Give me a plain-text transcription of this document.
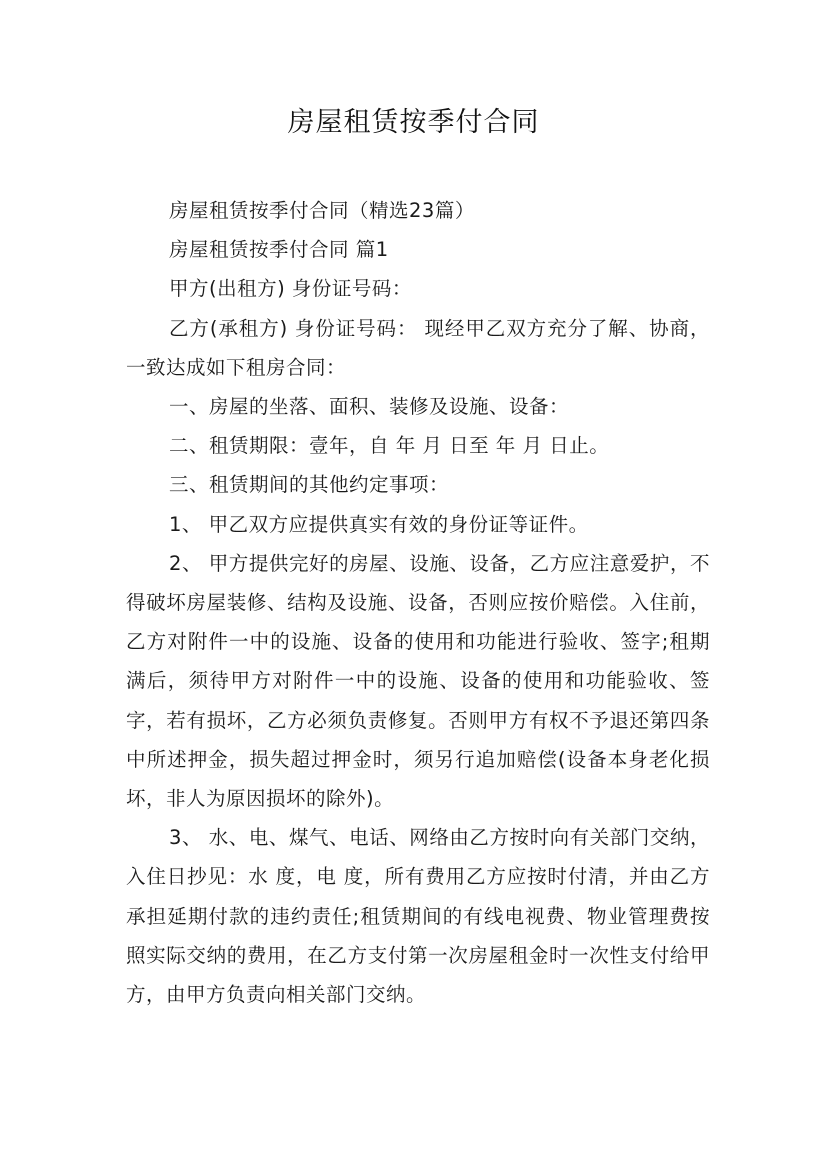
房屋租赁按季付合同

房屋租赁按季付合同（精选23篇）

房屋租赁按季付合同 篇1

甲方(出租方) 身份证号码：

乙方(承租方) 身份证号码： 现经甲乙双方充分了解、协商，一致达成如下租房合同：

一、房屋的坐落、面积、装修及设施、设备：

二、租赁期限：壹年，自 年 月 日至 年 月 日止。

三、租赁期间的其他约定事项：

1、 甲乙双方应提供真实有效的身份证等证件。

2、 甲方提供完好的房屋、设施、设备，乙方应注意爱护，不得破坏房屋装修、结构及设施、设备，否则应按价赔偿。入住前，乙方对附件一中的设施、设备的使用和功能进行验收、签字;租期满后，须待甲方对附件一中的设施、设备的使用和功能验收、签字，若有损坏，乙方必须负责修复。否则甲方有权不予退还第四条中所述押金，损失超过押金时，须另行追加赔偿(设备本身老化损坏，非人为原因损坏的除外)。

3、 水、电、煤气、电话、网络由乙方按时向有关部门交纳，入住日抄见：水 度，电 度，所有费用乙方应按时付清，并由乙方承担延期付款的违约责任;租赁期间的有线电视费、物业管理费按照实际交纳的费用，在乙方支付第一次房屋租金时一次性支付给甲方，由甲方负责向相关部门交纳。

------------------------------------------------------------------------

Your job is to transcribe the entries above exactly; skip the pictures.

**EXERCISE RESPONSE:**
Give me a plain-text transcription of this document.
房屋租赁按季付合同

房屋租赁按季付合同（精选23篇）

房屋租赁按季付合同 篇1

甲方(出租方) 身份证号码：

乙方(承租方) 身份证号码： 现经甲乙双方充分了解、协商，一致达成如下租房合同：

一、房屋的坐落、面积、装修及设施、设备：

二、租赁期限：壹年，自 年 月 日至 年 月 日止。

三、租赁期间的其他约定事项：

1、 甲乙双方应提供真实有效的身份证等证件。

2、 甲方提供完好的房屋、设施、设备，乙方应注意爱护，不得破坏房屋装修、结构及设施、设备，否则应按价赔偿。入住前，乙方对附件一中的设施、设备的使用和功能进行验收、签字;租期满后，须待甲方对附件一中的设施、设备的使用和功能验收、签字，若有损坏，乙方必须负责修复。否则甲方有权不予退还第四条中所述押金，损失超过押金时，须另行追加赔偿(设备本身老化损坏，非人为原因损坏的除外)。

3、 水、电、煤气、电话、网络由乙方按时向有关部门交纳，入住日抄见：水 度，电 度，所有费用乙方应按时付清，并由乙方承担延期付款的违约责任;租赁期间的有线电视费、物业管理费按照实际交纳的费用，在乙方支付第一次房屋租金时一次性支付给甲方，由甲方负责向相关部门交纳。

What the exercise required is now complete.